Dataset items
=-=-=

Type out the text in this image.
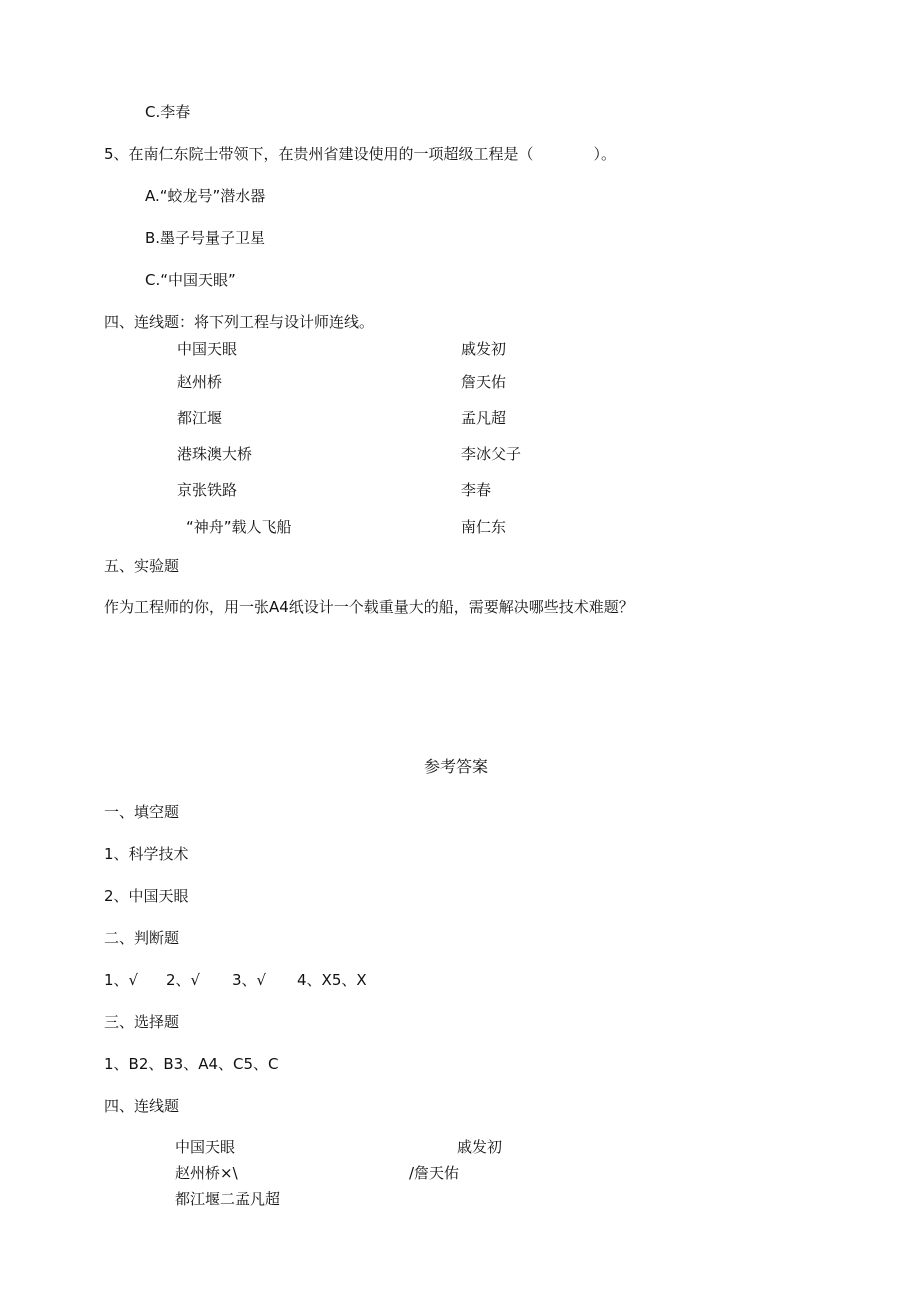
C.李春
5、在南仁东院士带领下，在贵州省建设使用的一项超级工程是（　　　　）。
A.“蛟龙号”潜水器
B.墨子号量子卫星
C.“中国天眼”
四、连线题：将下列工程与设计师连线。
中国天眼
赵州桥
都江堰
港珠澳大桥
京张铁路
“神舟”载人飞船
戚发初
詹天佑
孟凡超
李冰父子
李春
南仁东
五、实验题
作为工程师的你，用一张A4纸设计一个载重量大的船，需要解决哪些技术难题？
参考答案
一、填空题
1、科学技术
2、中国天眼
二、判断题
1、√ 2、√ 3、√ 4、X5、X
三、选择题
1、B2、B3、A4、C5、C
四、连线题
中国天眼	戚发初
赵州桥×\	/詹天佑
都江堰二孟凡超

=-=-=

GOAL:
Repeat each entry exactly. Pictures do not belong in the copy.

THE COMPLETED TASK:
Type out the text in this image.
C.李春
5、在南仁东院士带领下，在贵州省建设使用的一项超级工程是（　　　　）。
A.“蛟龙号”潜水器
B.墨子号量子卫星
C.“中国天眼”
四、连线题：将下列工程与设计师连线。
中国天眼
赵州桥
都江堰
港珠澳大桥
京张铁路
“神舟”载人飞船
戚发初
詹天佑
孟凡超
李冰父子
李春
南仁东
五、实验题
作为工程师的你，用一张A4纸设计一个载重量大的船，需要解决哪些技术难题？
参考答案
一、填空题
1、科学技术
2、中国天眼
二、判断题
1、√ 2、√ 3、√ 4、X5、X
三、选择题
1、B2、B3、A4、C5、C
四、连线题
中国天眼	戚发初
赵州桥×\	/詹天佑
都江堰二孟凡超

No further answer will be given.